STATED PROBLEM: Print the entries below word for word; the pictures stay out of your copy.

DATA PROVIDED:
------------------------------------------------------------------------

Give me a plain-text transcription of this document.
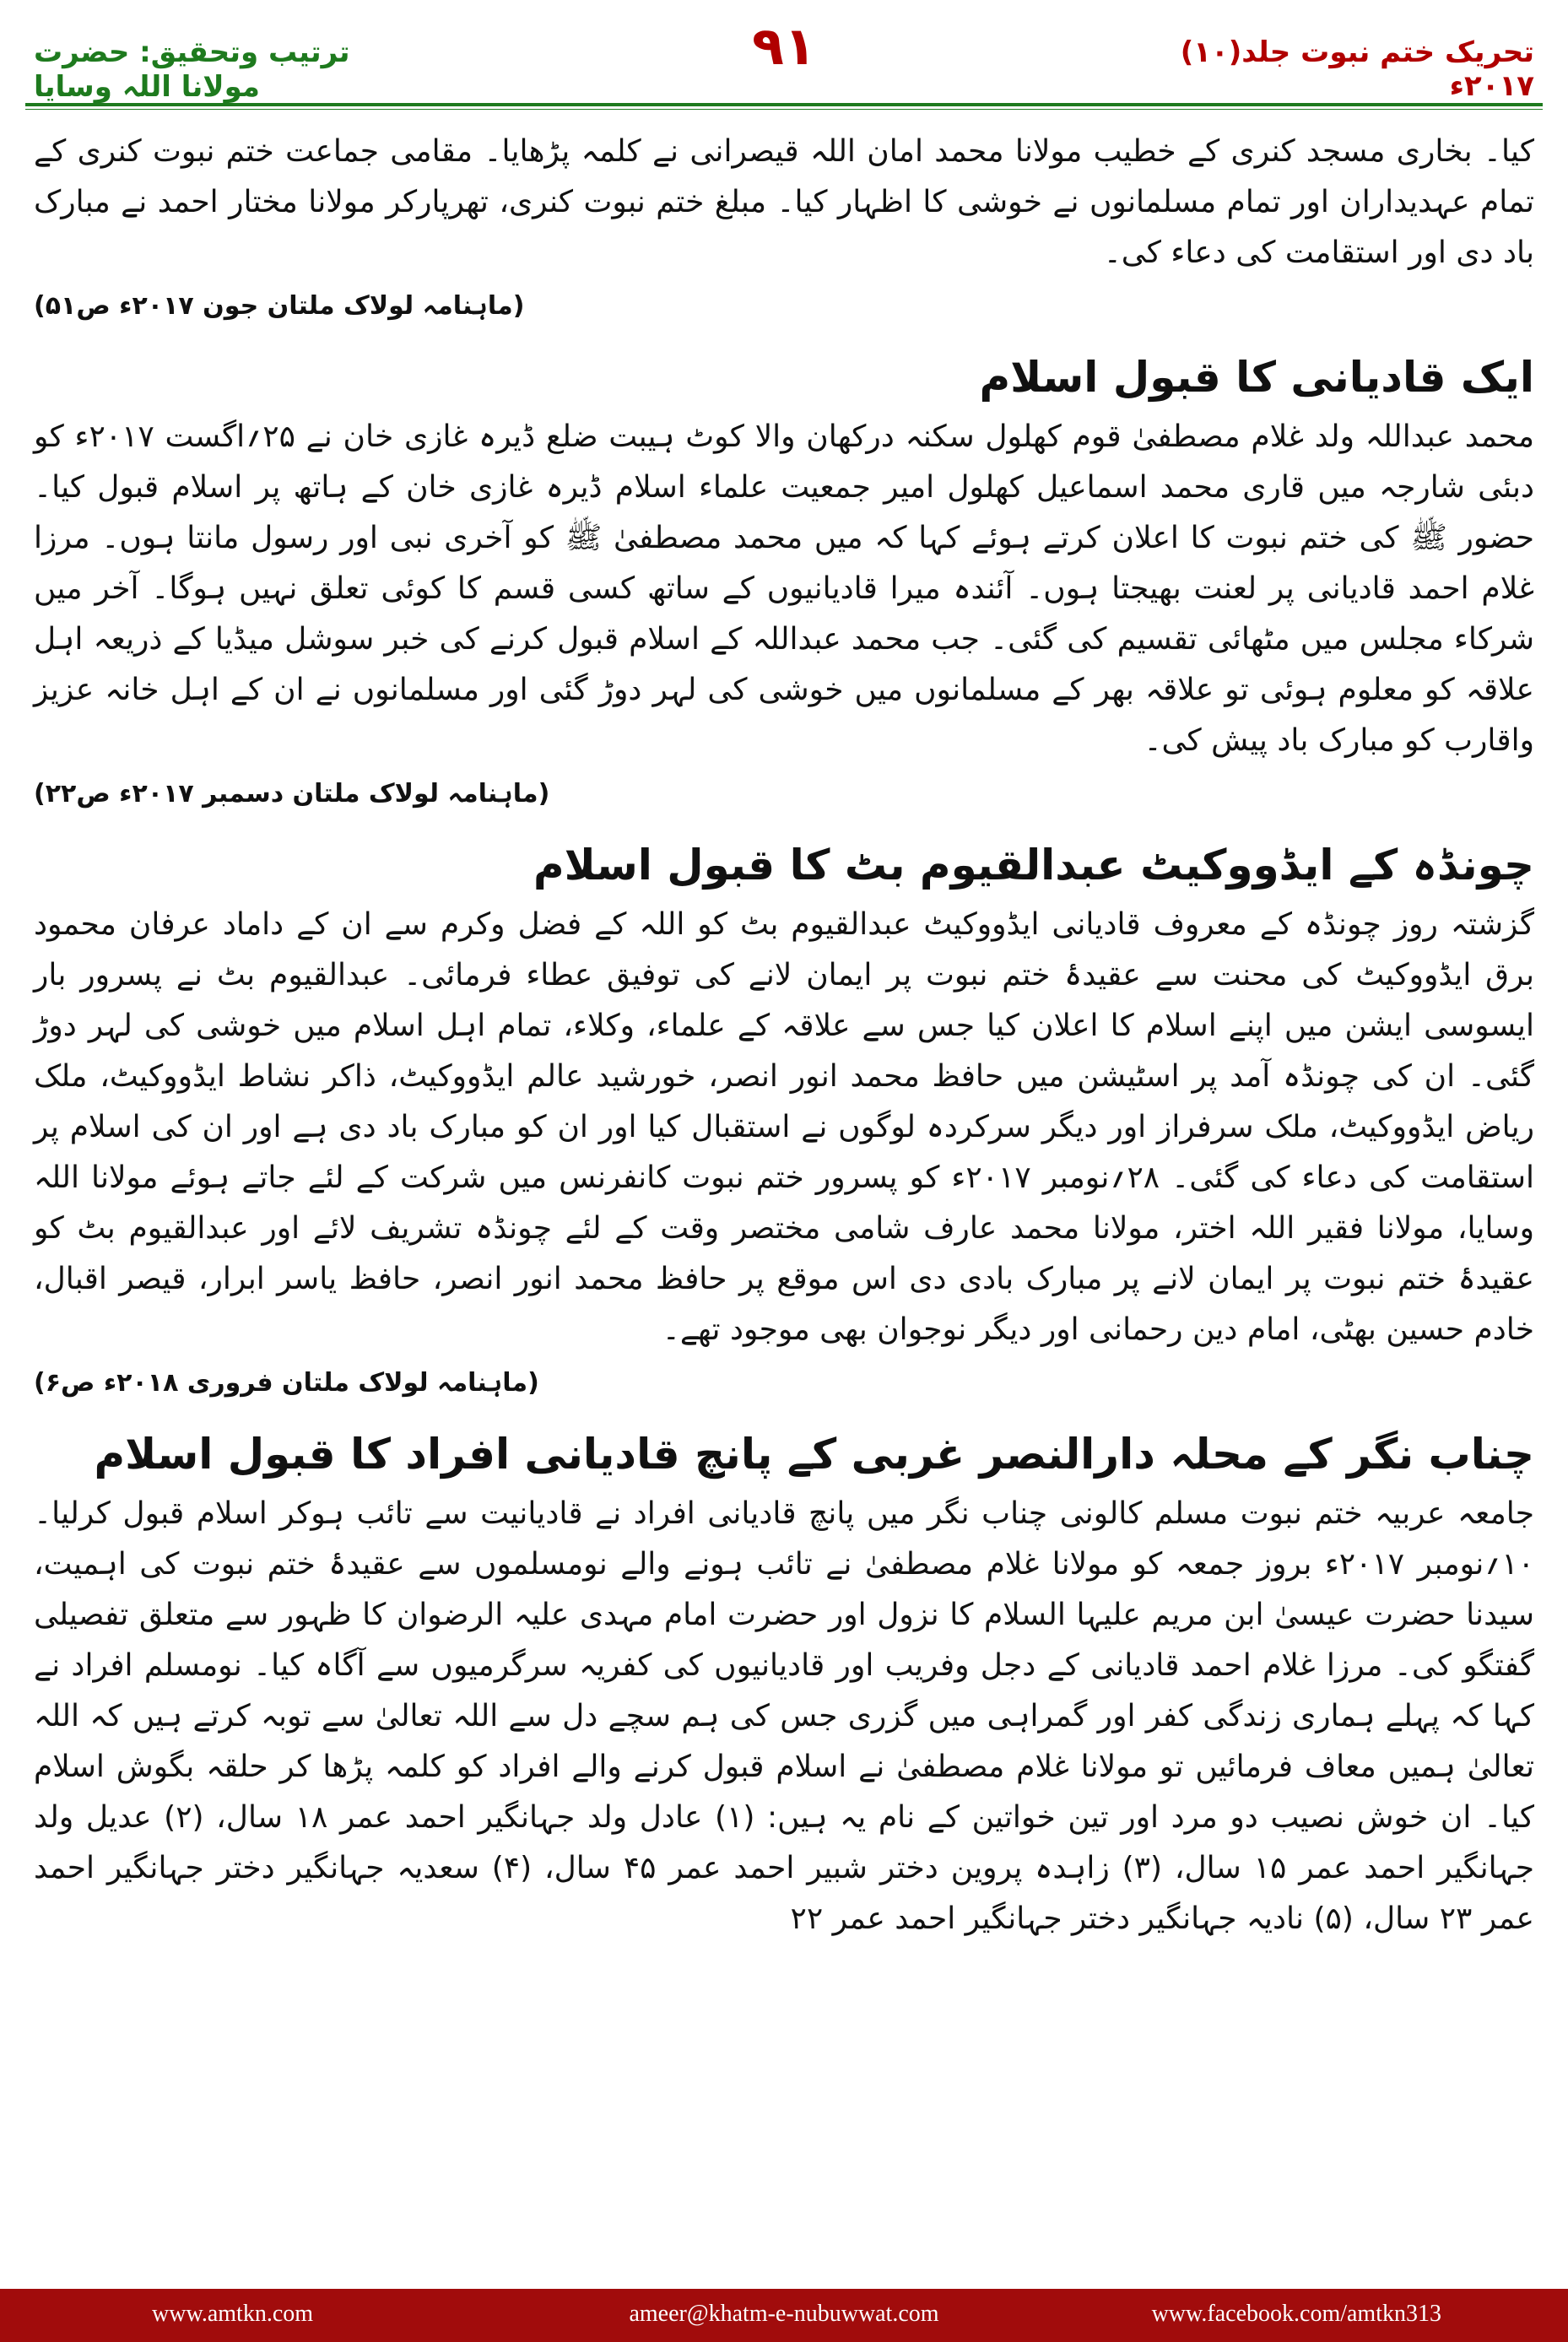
ترتیب وتحقیق: حضرت مولانا اللہ وسایا
۹۱	تحریک ختم نبوت جلد(۱۰) ۲۰۱۷ء

کیا۔ بخاری مسجد کنری کے خطیب مولانا محمد امان اللہ قیصرانی نے کلمہ پڑھایا۔ مقامی جماعت ختم نبوت کنری کے تمام عہدیداران اور تمام مسلمانوں نے خوشی کا اظہار کیا۔ مبلغ ختم نبوت کنری، تھرپارکر مولانا مختار احمد نے مبارک باد دی اور استقامت کی دعاء کی۔

(ماہنامہ لولاک ملتان جون ۲۰۱۷ء ص۵۱)
ایک قادیانی کا قبول اسلام

محمد عبداللہ ولد غلام مصطفیٰ قوم کھلول سکنہ درکھان والا کوٹ ہیبت ضلع ڈیرہ غازی خان نے ۲۵؍اگست ۲۰۱۷ء کو دبئی شارجہ میں قاری محمد اسماعیل کھلول امیر جمعیت علماء اسلام ڈیرہ غازی خان کے ہاتھ پر اسلام قبول کیا۔ حضور ﷺ کی ختم نبوت کا اعلان کرتے ہوئے کہا کہ میں محمد مصطفیٰ ﷺ کو آخری نبی اور رسول مانتا ہوں۔ مرزا غلام احمد قادیانی پر لعنت بھیجتا ہوں۔ آئندہ میرا قادیانیوں کے ساتھ کسی قسم کا کوئی تعلق نہیں ہوگا۔ آخر میں شرکاء مجلس میں مٹھائی تقسیم کی گئی۔ جب محمد عبداللہ کے اسلام قبول کرنے کی خبر سوشل میڈیا کے ذریعہ اہل علاقہ کو معلوم ہوئی تو علاقہ بھر کے مسلمانوں میں خوشی کی لہر دوڑ گئی اور مسلمانوں نے ان کے اہل خانہ عزیز واقارب کو مبارک باد پیش کی۔

(ماہنامہ لولاک ملتان دسمبر ۲۰۱۷ء ص۲۲)
چونڈہ کے ایڈووکیٹ عبدالقیوم بٹ کا قبول اسلام

گزشتہ روز چونڈہ کے معروف قادیانی ایڈووکیٹ عبدالقیوم بٹ کو اللہ کے فضل وکرم سے ان کے داماد عرفان محمود برق ایڈووکیٹ کی محنت سے عقیدۂ ختم نبوت پر ایمان لانے کی توفیق عطاء فرمائی۔ عبدالقیوم بٹ نے پسرور بار ایسوسی ایشن میں اپنے اسلام کا اعلان کیا جس سے علاقہ کے علماء، وکلاء، تمام اہل اسلام میں خوشی کی لہر دوڑ گئی۔ ان کی چونڈہ آمد پر اسٹیشن میں حافظ محمد انور انصر، خورشید عالم ایڈووکیٹ، ذاکر نشاط ایڈووکیٹ، ملک ریاض ایڈووکیٹ، ملک سرفراز اور دیگر سرکردہ لوگوں نے استقبال کیا اور ان کو مبارک باد دی ہے اور ان کی اسلام پر استقامت کی دعاء کی گئی۔ ۲۸؍نومبر ۲۰۱۷ء کو پسرور ختم نبوت کانفرنس میں شرکت کے لئے جاتے ہوئے مولانا اللہ وسایا، مولانا فقیر اللہ اختر، مولانا محمد عارف شامی مختصر وقت کے لئے چونڈہ تشریف لائے اور عبدالقیوم بٹ کو عقیدۂ ختم نبوت پر ایمان لانے پر مبارک بادی دی اس موقع پر حافظ محمد انور انصر، حافظ یاسر ابرار، قیصر اقبال، خادم حسین بھٹی، امام دین رحمانی اور دیگر نوجوان بھی موجود تھے۔

(ماہنامہ لولاک ملتان فروری ۲۰۱۸ء ص۶)
چناب نگر کے محلہ دارالنصر غربی کے پانچ قادیانی افراد کا قبول اسلام

جامعہ عربیہ ختم نبوت مسلم کالونی چناب نگر میں پانچ قادیانی افراد نے قادیانیت سے تائب ہوکر اسلام قبول کرلیا۔ ۱۰؍نومبر ۲۰۱۷ء بروز جمعہ کو مولانا غلام مصطفیٰ نے تائب ہونے والے نومسلموں سے عقیدۂ ختم نبوت کی اہمیت، سیدنا حضرت عیسیٰ ابن مریم علیہا السلام کا نزول اور حضرت امام مہدی علیہ الرضوان کا ظہور سے متعلق تفصیلی گفتگو کی۔ مرزا غلام احمد قادیانی کے دجل وفریب اور قادیانیوں کی کفریہ سرگرمیوں سے آگاہ کیا۔ نومسلم افراد نے کہا کہ پہلے ہماری زندگی کفر اور گمراہی میں گزری جس کی ہم سچے دل سے اللہ تعالیٰ سے توبہ کرتے ہیں کہ اللہ تعالیٰ ہمیں معاف فرمائیں تو مولانا غلام مصطفیٰ نے اسلام قبول کرنے والے افراد کو کلمہ پڑھا کر حلقہ بگوش اسلام کیا۔ ان خوش نصیب دو مرد اور تین خواتین کے نام یہ ہیں: (۱) عادل ولد جہانگیر احمد عمر ۱۸ سال، (۲) عدیل ولد جہانگیر احمد عمر ۱۵ سال، (۳) زاہدہ پروین دختر شبیر احمد عمر ۴۵ سال، (۴) سعدیہ جہانگیر دختر جہانگیر احمد عمر ۲۳ سال، (۵) نادیہ جہانگیر دختر جہانگیر احمد عمر ۲۲

www.amtkn.com	ameer@khatm-e-nubuwwat.com	www.facebook.com/amtkn313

------------------------------------------------------------------------

SOLUTION:
Give me a plain-text transcription of this document.
ترتیب وتحقیق: حضرت مولانا اللہ وسایا
۹۱	تحریک ختم نبوت جلد(۱۰) ۲۰۱۷ء

کیا۔ بخاری مسجد کنری کے خطیب مولانا محمد امان اللہ قیصرانی نے کلمہ پڑھایا۔ مقامی جماعت ختم نبوت کنری کے تمام عہدیداران اور تمام مسلمانوں نے خوشی کا اظہار کیا۔ مبلغ ختم نبوت کنری، تھرپارکر مولانا مختار احمد نے مبارک باد دی اور استقامت کی دعاء کی۔

(ماہنامہ لولاک ملتان جون ۲۰۱۷ء ص۵۱)
ایک قادیانی کا قبول اسلام

محمد عبداللہ ولد غلام مصطفیٰ قوم کھلول سکنہ درکھان والا کوٹ ہیبت ضلع ڈیرہ غازی خان نے ۲۵؍اگست ۲۰۱۷ء کو دبئی شارجہ میں قاری محمد اسماعیل کھلول امیر جمعیت علماء اسلام ڈیرہ غازی خان کے ہاتھ پر اسلام قبول کیا۔ حضور ﷺ کی ختم نبوت کا اعلان کرتے ہوئے کہا کہ میں محمد مصطفیٰ ﷺ کو آخری نبی اور رسول مانتا ہوں۔ مرزا غلام احمد قادیانی پر لعنت بھیجتا ہوں۔ آئندہ میرا قادیانیوں کے ساتھ کسی قسم کا کوئی تعلق نہیں ہوگا۔ آخر میں شرکاء مجلس میں مٹھائی تقسیم کی گئی۔ جب محمد عبداللہ کے اسلام قبول کرنے کی خبر سوشل میڈیا کے ذریعہ اہل علاقہ کو معلوم ہوئی تو علاقہ بھر کے مسلمانوں میں خوشی کی لہر دوڑ گئی اور مسلمانوں نے ان کے اہل خانہ عزیز واقارب کو مبارک باد پیش کی۔

(ماہنامہ لولاک ملتان دسمبر ۲۰۱۷ء ص۲۲)
چونڈہ کے ایڈووکیٹ عبدالقیوم بٹ کا قبول اسلام

گزشتہ روز چونڈہ کے معروف قادیانی ایڈووکیٹ عبدالقیوم بٹ کو اللہ کے فضل وکرم سے ان کے داماد عرفان محمود برق ایڈووکیٹ کی محنت سے عقیدۂ ختم نبوت پر ایمان لانے کی توفیق عطاء فرمائی۔ عبدالقیوم بٹ نے پسرور بار ایسوسی ایشن میں اپنے اسلام کا اعلان کیا جس سے علاقہ کے علماء، وکلاء، تمام اہل اسلام میں خوشی کی لہر دوڑ گئی۔ ان کی چونڈہ آمد پر اسٹیشن میں حافظ محمد انور انصر، خورشید عالم ایڈووکیٹ، ذاکر نشاط ایڈووکیٹ، ملک ریاض ایڈووکیٹ، ملک سرفراز اور دیگر سرکردہ لوگوں نے استقبال کیا اور ان کو مبارک باد دی ہے اور ان کی اسلام پر استقامت کی دعاء کی گئی۔ ۲۸؍نومبر ۲۰۱۷ء کو پسرور ختم نبوت کانفرنس میں شرکت کے لئے جاتے ہوئے مولانا اللہ وسایا، مولانا فقیر اللہ اختر، مولانا محمد عارف شامی مختصر وقت کے لئے چونڈہ تشریف لائے اور عبدالقیوم بٹ کو عقیدۂ ختم نبوت پر ایمان لانے پر مبارک بادی دی اس موقع پر حافظ محمد انور انصر، حافظ یاسر ابرار، قیصر اقبال، خادم حسین بھٹی، امام دین رحمانی اور دیگر نوجوان بھی موجود تھے۔

(ماہنامہ لولاک ملتان فروری ۲۰۱۸ء ص۶)
چناب نگر کے محلہ دارالنصر غربی کے پانچ قادیانی افراد کا قبول اسلام

جامعہ عربیہ ختم نبوت مسلم کالونی چناب نگر میں پانچ قادیانی افراد نے قادیانیت سے تائب ہوکر اسلام قبول کرلیا۔ ۱۰؍نومبر ۲۰۱۷ء بروز جمعہ کو مولانا غلام مصطفیٰ نے تائب ہونے والے نومسلموں سے عقیدۂ ختم نبوت کی اہمیت، سیدنا حضرت عیسیٰ ابن مریم علیہا السلام کا نزول اور حضرت امام مہدی علیہ الرضوان کا ظہور سے متعلق تفصیلی گفتگو کی۔ مرزا غلام احمد قادیانی کے دجل وفریب اور قادیانیوں کی کفریہ سرگرمیوں سے آگاہ کیا۔ نومسلم افراد نے کہا کہ پہلے ہماری زندگی کفر اور گمراہی میں گزری جس کی ہم سچے دل سے اللہ تعالیٰ سے توبہ کرتے ہیں کہ اللہ تعالیٰ ہمیں معاف فرمائیں تو مولانا غلام مصطفیٰ نے اسلام قبول کرنے والے افراد کو کلمہ پڑھا کر حلقہ بگوش اسلام کیا۔ ان خوش نصیب دو مرد اور تین خواتین کے نام یہ ہیں: (۱) عادل ولد جہانگیر احمد عمر ۱۸ سال، (۲) عدیل ولد جہانگیر احمد عمر ۱۵ سال، (۳) زاہدہ پروین دختر شبیر احمد عمر ۴۵ سال، (۴) سعدیہ جہانگیر دختر جہانگیر احمد عمر ۲۳ سال، (۵) نادیہ جہانگیر دختر جہانگیر احمد عمر ۲۲

www.amtkn.com	ameer@khatm-e-nubuwwat.com	www.facebook.com/amtkn313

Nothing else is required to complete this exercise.